Required work: Can you output the records below exactly as they are written?

Records to process:
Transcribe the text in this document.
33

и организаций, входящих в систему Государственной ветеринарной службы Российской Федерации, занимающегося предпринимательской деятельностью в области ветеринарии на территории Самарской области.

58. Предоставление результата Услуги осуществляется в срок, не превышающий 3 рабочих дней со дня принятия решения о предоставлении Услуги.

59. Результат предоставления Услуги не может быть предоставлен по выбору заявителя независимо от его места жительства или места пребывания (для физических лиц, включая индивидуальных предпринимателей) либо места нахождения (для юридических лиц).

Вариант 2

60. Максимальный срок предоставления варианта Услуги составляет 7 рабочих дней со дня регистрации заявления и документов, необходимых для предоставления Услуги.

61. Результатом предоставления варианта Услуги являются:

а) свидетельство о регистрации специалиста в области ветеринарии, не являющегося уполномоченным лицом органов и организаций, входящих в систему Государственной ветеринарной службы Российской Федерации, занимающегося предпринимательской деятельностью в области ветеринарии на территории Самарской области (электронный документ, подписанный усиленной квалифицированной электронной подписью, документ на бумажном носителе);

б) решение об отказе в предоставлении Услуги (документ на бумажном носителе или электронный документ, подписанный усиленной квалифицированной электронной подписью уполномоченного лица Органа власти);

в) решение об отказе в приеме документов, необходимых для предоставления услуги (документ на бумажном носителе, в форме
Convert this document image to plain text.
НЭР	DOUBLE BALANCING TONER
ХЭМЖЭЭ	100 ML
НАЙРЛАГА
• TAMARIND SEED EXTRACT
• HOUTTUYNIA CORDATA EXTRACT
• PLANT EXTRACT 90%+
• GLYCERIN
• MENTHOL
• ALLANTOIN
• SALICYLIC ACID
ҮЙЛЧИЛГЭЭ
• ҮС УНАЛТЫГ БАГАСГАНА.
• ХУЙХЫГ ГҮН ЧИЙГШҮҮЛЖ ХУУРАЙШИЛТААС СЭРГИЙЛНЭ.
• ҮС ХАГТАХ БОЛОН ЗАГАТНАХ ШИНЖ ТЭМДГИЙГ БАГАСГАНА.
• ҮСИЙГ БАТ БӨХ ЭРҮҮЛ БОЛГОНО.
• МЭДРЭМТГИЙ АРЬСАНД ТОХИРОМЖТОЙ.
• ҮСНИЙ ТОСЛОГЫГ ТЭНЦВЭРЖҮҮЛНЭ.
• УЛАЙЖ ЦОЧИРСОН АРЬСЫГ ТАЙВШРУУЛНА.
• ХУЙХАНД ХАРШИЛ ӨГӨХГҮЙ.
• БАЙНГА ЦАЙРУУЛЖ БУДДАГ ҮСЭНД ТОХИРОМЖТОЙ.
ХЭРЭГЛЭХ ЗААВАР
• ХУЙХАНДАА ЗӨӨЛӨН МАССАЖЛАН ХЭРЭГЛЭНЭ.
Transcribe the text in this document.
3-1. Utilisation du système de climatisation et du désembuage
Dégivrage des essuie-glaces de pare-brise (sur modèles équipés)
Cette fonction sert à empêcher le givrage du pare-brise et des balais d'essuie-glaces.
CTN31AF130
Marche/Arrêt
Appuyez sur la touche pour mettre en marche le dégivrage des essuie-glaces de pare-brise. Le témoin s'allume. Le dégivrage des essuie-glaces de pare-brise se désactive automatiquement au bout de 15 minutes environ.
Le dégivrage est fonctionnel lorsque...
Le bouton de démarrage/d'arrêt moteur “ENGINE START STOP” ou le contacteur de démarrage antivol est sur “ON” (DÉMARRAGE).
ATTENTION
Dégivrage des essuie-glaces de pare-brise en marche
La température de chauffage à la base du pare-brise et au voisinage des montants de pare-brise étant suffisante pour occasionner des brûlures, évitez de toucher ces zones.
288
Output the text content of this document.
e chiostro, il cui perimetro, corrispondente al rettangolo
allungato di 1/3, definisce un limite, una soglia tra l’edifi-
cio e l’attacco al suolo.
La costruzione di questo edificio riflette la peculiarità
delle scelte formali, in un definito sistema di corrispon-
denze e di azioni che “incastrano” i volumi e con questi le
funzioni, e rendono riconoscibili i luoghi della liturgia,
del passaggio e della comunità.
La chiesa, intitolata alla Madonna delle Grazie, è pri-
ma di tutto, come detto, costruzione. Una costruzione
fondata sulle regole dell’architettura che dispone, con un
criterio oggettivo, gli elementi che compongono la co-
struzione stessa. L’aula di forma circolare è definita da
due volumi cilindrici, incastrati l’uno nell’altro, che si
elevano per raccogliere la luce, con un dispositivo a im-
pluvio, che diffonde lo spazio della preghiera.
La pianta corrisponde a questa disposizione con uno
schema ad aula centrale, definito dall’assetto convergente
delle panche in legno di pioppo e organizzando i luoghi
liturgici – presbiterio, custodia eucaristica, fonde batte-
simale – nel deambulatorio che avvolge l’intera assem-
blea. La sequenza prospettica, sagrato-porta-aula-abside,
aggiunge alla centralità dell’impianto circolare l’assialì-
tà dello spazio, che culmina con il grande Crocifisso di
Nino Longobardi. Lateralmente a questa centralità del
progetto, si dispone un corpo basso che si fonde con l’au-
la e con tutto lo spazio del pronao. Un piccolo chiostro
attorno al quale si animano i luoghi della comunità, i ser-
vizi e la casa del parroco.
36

Reply to the task:
Transcribe the text in this document.
33

и организаций, входящих в систему Государственной ветеринарной службы Российской Федерации, занимающегося предпринимательской деятельностью в области ветеринарии на территории Самарской области.

58. Предоставление результата Услуги осуществляется в срок, не превышающий 3 рабочих дней со дня принятия решения о предоставлении Услуги.

59. Результат предоставления Услуги не может быть предоставлен по выбору заявителя независимо от его места жительства или места пребывания (для физических лиц, включая индивидуальных предпринимателей) либо места нахождения (для юридических лиц).

Вариант 2

60. Максимальный срок предоставления варианта Услуги составляет 7 рабочих дней со дня регистрации заявления и документов, необходимых для предоставления Услуги.

61. Результатом предоставления варианта Услуги являются:

а) свидетельство о регистрации специалиста в области ветеринарии, не являющегося уполномоченным лицом органов и организаций, входящих в систему Государственной ветеринарной службы Российской Федерации, занимающегося предпринимательской деятельностью в области ветеринарии на территории Самарской области (электронный документ, подписанный усиленной квалифицированной электронной подписью, документ на бумажном носителе);

б) решение об отказе в предоставлении Услуги (документ на бумажном носителе или электронный документ, подписанный усиленной квалифицированной электронной подписью уполномоченного лица Органа власти);

в) решение об отказе в приеме документов, необходимых для предоставления услуги (документ на бумажном носителе, в форме
Convert this document image to plain text.
НЭР	DOUBLE BALANCING TONER
ХЭМЖЭЭ	100 ML
НАЙРЛАГА
• TAMARIND SEED EXTRACT
• HOUTTUYNIA CORDATA EXTRACT
• PLANT EXTRACT 90%+
• GLYCERIN
• MENTHOL
• ALLANTOIN
• SALICYLIC ACID
ҮЙЛЧИЛГЭЭ
• ҮС УНАЛТЫГ БАГАСГАНА.
• ХУЙХЫГ ГҮН ЧИЙГШҮҮЛЖ ХУУРАЙШИЛТААС СЭРГИЙЛНЭ.
• ҮС ХАГТАХ БОЛОН ЗАГАТНАХ ШИНЖ ТЭМДГИЙГ БАГАСГАНА.
• ҮСИЙГ БАТ БӨХ ЭРҮҮЛ БОЛГОНО.
• МЭДРЭМТГИЙ АРЬСАНД ТОХИРОМЖТОЙ.
• ҮСНИЙ ТОСЛОГЫГ ТЭНЦВЭРЖҮҮЛНЭ.
• УЛАЙЖ ЦОЧИРСОН АРЬСЫГ ТАЙВШРУУЛНА.
• ХУЙХАНД ХАРШИЛ ӨГӨХГҮЙ.
• БАЙНГА ЦАЙРУУЛЖ БУДДАГ ҮСЭНД ТОХИРОМЖТОЙ.
ХЭРЭГЛЭХ ЗААВАР
• ХУЙХАНДАА ЗӨӨЛӨН МАССАЖЛАН ХЭРЭГЛЭНЭ.
Transcribe the text in this document.
3-1. Utilisation du système de climatisation et du désembuage
Dégivrage des essuie-glaces de pare-brise (sur modèles équipés)
Cette fonction sert à empêcher le givrage du pare-brise et des balais d'essuie-glaces.
CTN31AF130
Marche/Arrêt
Appuyez sur la touche pour mettre en marche le dégivrage des essuie-glaces de pare-brise. Le témoin s'allume. Le dégivrage des essuie-glaces de pare-brise se désactive automatiquement au bout de 15 minutes environ.
Le dégivrage est fonctionnel lorsque...
Le bouton de démarrage/d'arrêt moteur “ENGINE START STOP” ou le contacteur de démarrage antivol est sur “ON” (DÉMARRAGE).
ATTENTION
Dégivrage des essuie-glaces de pare-brise en marche
La température de chauffage à la base du pare-brise et au voisinage des montants de pare-brise étant suffisante pour occasionner des brûlures, évitez de toucher ces zones.
288
Output the text content of this document.
e chiostro, il cui perimetro, corrispondente al rettangolo
allungato di 1/3, definisce un limite, una soglia tra l’edifi-
cio e l’attacco al suolo.
La costruzione di questo edificio riflette la peculiarità
delle scelte formali, in un definito sistema di corrispon-
denze e di azioni che “incastrano” i volumi e con questi le
funzioni, e rendono riconoscibili i luoghi della liturgia,
del passaggio e della comunità.
La chiesa, intitolata alla Madonna delle Grazie, è pri-
ma di tutto, come detto, costruzione. Una costruzione
fondata sulle regole dell’architettura che dispone, con un
criterio oggettivo, gli elementi che compongono la co-
struzione stessa. L’aula di forma circolare è definita da
due volumi cilindrici, incastrati l’uno nell’altro, che si
elevano per raccogliere la luce, con un dispositivo a im-
pluvio, che diffonde lo spazio della preghiera.
La pianta corrisponde a questa disposizione con uno
schema ad aula centrale, definito dall’assetto convergente
delle panche in legno di pioppo e organizzando i luoghi
liturgici – presbiterio, custodia eucaristica, fonde batte-
simale – nel deambulatorio che avvolge l’intera assem-
blea. La sequenza prospettica, sagrato-porta-aula-abside,
aggiunge alla centralità dell’impianto circolare l’assialì-
tà dello spazio, che culmina con il grande Crocifisso di
Nino Longobardi. Lateralmente a questa centralità del
progetto, si dispone un corpo basso che si fonde con l’au-
la e con tutto lo spazio del pronao. Un piccolo chiostro
attorno al quale si animano i luoghi della comunità, i ser-
vizi e la casa del parroco.
36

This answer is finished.